[BEGIN AVAILABLE RECORDS]

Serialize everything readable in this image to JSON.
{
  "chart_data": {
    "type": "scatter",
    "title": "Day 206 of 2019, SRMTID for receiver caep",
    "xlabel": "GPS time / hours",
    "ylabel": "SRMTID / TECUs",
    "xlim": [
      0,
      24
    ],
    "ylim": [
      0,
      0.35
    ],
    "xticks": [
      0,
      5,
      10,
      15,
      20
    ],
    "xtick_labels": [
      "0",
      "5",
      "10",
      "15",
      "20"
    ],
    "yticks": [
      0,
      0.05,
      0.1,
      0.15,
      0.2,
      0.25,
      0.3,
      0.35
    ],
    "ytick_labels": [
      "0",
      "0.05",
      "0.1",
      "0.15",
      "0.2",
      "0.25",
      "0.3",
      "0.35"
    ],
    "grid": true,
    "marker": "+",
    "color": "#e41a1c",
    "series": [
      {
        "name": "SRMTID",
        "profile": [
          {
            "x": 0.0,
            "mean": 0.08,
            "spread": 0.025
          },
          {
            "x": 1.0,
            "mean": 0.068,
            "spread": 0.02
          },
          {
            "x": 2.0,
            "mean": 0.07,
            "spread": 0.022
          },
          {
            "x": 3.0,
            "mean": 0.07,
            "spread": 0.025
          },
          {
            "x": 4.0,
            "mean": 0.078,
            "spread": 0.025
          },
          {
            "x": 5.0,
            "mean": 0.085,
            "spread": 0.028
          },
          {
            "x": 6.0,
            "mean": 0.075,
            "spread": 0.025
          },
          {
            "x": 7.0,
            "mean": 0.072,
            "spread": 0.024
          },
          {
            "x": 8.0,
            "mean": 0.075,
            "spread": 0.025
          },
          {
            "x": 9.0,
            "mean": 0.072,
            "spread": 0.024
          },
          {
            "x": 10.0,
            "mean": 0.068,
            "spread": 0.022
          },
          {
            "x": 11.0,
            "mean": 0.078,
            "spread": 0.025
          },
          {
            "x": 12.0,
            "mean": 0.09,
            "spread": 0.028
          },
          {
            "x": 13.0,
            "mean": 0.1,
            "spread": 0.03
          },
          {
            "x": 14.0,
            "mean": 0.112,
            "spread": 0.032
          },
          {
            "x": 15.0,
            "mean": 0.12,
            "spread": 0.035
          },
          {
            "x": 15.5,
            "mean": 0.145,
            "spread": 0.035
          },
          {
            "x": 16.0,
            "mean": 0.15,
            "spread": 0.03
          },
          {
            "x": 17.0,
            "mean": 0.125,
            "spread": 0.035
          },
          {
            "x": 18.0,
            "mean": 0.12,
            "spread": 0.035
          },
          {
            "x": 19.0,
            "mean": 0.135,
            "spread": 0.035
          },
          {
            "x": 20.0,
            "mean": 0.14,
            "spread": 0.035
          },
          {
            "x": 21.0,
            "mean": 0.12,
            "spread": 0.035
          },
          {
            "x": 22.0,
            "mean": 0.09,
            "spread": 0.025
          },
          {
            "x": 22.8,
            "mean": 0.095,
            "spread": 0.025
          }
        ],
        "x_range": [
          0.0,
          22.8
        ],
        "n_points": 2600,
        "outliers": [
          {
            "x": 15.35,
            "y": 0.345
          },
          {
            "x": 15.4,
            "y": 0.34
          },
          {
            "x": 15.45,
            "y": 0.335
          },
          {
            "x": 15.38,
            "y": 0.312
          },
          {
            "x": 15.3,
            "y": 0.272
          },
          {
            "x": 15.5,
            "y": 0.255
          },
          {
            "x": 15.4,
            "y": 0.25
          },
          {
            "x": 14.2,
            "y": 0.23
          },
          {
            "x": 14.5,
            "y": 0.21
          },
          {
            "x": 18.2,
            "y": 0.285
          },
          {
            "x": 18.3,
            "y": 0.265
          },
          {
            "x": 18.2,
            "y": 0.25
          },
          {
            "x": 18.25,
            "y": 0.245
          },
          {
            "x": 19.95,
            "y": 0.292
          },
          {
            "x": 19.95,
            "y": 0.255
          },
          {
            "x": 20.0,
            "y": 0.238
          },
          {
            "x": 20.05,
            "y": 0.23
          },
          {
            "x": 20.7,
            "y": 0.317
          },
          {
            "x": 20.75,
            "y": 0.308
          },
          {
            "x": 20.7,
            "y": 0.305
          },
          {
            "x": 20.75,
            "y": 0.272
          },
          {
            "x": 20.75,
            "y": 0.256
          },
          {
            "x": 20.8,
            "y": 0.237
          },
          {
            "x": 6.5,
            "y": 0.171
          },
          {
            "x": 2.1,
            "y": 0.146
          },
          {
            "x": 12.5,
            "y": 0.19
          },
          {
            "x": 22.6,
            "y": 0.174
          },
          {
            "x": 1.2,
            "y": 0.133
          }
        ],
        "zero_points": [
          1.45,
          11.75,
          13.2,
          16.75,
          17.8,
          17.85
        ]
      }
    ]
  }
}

[END AVAILABLE RECORDS]

EXERCISE OBJECTIVE: Extract every entry above as it appears.

TASK RESPONSE:
Serialize everything readable in this image to JSON.
{
  "chart_data": {
    "type": "scatter",
    "title": "Day 206 of 2019, SRMTID for receiver caep",
    "xlabel": "GPS time / hours",
    "ylabel": "SRMTID / TECUs",
    "xlim": [
      0,
      24
    ],
    "ylim": [
      0,
      0.35
    ],
    "xticks": [
      0,
      5,
      10,
      15,
      20
    ],
    "xtick_labels": [
      "0",
      "5",
      "10",
      "15",
      "20"
    ],
    "yticks": [
      0,
      0.05,
      0.1,
      0.15,
      0.2,
      0.25,
      0.3,
      0.35
    ],
    "ytick_labels": [
      "0",
      "0.05",
      "0.1",
      "0.15",
      "0.2",
      "0.25",
      "0.3",
      "0.35"
    ],
    "grid": true,
    "marker": "+",
    "color": "#e41a1c",
    "series": [
      {
        "name": "SRMTID",
        "profile": [
          {
            "x": 0.0,
            "mean": 0.08,
            "spread": 0.025
          },
          {
            "x": 1.0,
            "mean": 0.068,
            "spread": 0.02
          },
          {
            "x": 2.0,
            "mean": 0.07,
            "spread": 0.022
          },
          {
            "x": 3.0,
            "mean": 0.07,
            "spread": 0.025
          },
          {
            "x": 4.0,
            "mean": 0.078,
            "spread": 0.025
          },
          {
            "x": 5.0,
            "mean": 0.085,
            "spread": 0.028
          },
          {
            "x": 6.0,
            "mean": 0.075,
            "spread": 0.025
          },
          {
            "x": 7.0,
            "mean": 0.072,
            "spread": 0.024
          },
          {
            "x": 8.0,
            "mean": 0.075,
            "spread": 0.025
          },
          {
            "x": 9.0,
            "mean": 0.072,
            "spread": 0.024
          },
          {
            "x": 10.0,
            "mean": 0.068,
            "spread": 0.022
          },
          {
            "x": 11.0,
            "mean": 0.078,
            "spread": 0.025
          },
          {
            "x": 12.0,
            "mean": 0.09,
            "spread": 0.028
          },
          {
            "x": 13.0,
            "mean": 0.1,
            "spread": 0.03
          },
          {
            "x": 14.0,
            "mean": 0.112,
            "spread": 0.032
          },
          {
            "x": 15.0,
            "mean": 0.12,
            "spread": 0.035
          },
          {
            "x": 15.5,
            "mean": 0.145,
            "spread": 0.035
          },
          {
            "x": 16.0,
            "mean": 0.15,
            "spread": 0.03
          },
          {
            "x": 17.0,
            "mean": 0.125,
            "spread": 0.035
          },
          {
            "x": 18.0,
            "mean": 0.12,
            "spread": 0.035
          },
          {
            "x": 19.0,
            "mean": 0.135,
            "spread": 0.035
          },
          {
            "x": 20.0,
            "mean": 0.14,
            "spread": 0.035
          },
          {
            "x": 21.0,
            "mean": 0.12,
            "spread": 0.035
          },
          {
            "x": 22.0,
            "mean": 0.09,
            "spread": 0.025
          },
          {
            "x": 22.8,
            "mean": 0.095,
            "spread": 0.025
          }
        ],
        "x_range": [
          0.0,
          22.8
        ],
        "n_points": 2600,
        "outliers": [
          {
            "x": 15.35,
            "y": 0.345
          },
          {
            "x": 15.4,
            "y": 0.34
          },
          {
            "x": 15.45,
            "y": 0.335
          },
          {
            "x": 15.38,
            "y": 0.312
          },
          {
            "x": 15.3,
            "y": 0.272
          },
          {
            "x": 15.5,
            "y": 0.255
          },
          {
            "x": 15.4,
            "y": 0.25
          },
          {
            "x": 14.2,
            "y": 0.23
          },
          {
            "x": 14.5,
            "y": 0.21
          },
          {
            "x": 18.2,
            "y": 0.285
          },
          {
            "x": 18.3,
            "y": 0.265
          },
          {
            "x": 18.2,
            "y": 0.25
          },
          {
            "x": 18.25,
            "y": 0.245
          },
          {
            "x": 19.95,
            "y": 0.292
          },
          {
            "x": 19.95,
            "y": 0.255
          },
          {
            "x": 20.0,
            "y": 0.238
          },
          {
            "x": 20.05,
            "y": 0.23
          },
          {
            "x": 20.7,
            "y": 0.317
          },
          {
            "x": 20.75,
            "y": 0.308
          },
          {
            "x": 20.7,
            "y": 0.305
          },
          {
            "x": 20.75,
            "y": 0.272
          },
          {
            "x": 20.75,
            "y": 0.256
          },
          {
            "x": 20.8,
            "y": 0.237
          },
          {
            "x": 6.5,
            "y": 0.171
          },
          {
            "x": 2.1,
            "y": 0.146
          },
          {
            "x": 12.5,
            "y": 0.19
          },
          {
            "x": 22.6,
            "y": 0.174
          },
          {
            "x": 1.2,
            "y": 0.133
          }
        ],
        "zero_points": [
          1.45,
          11.75,
          13.2,
          16.75,
          17.8,
          17.85
        ]
      }
    ]
  }
}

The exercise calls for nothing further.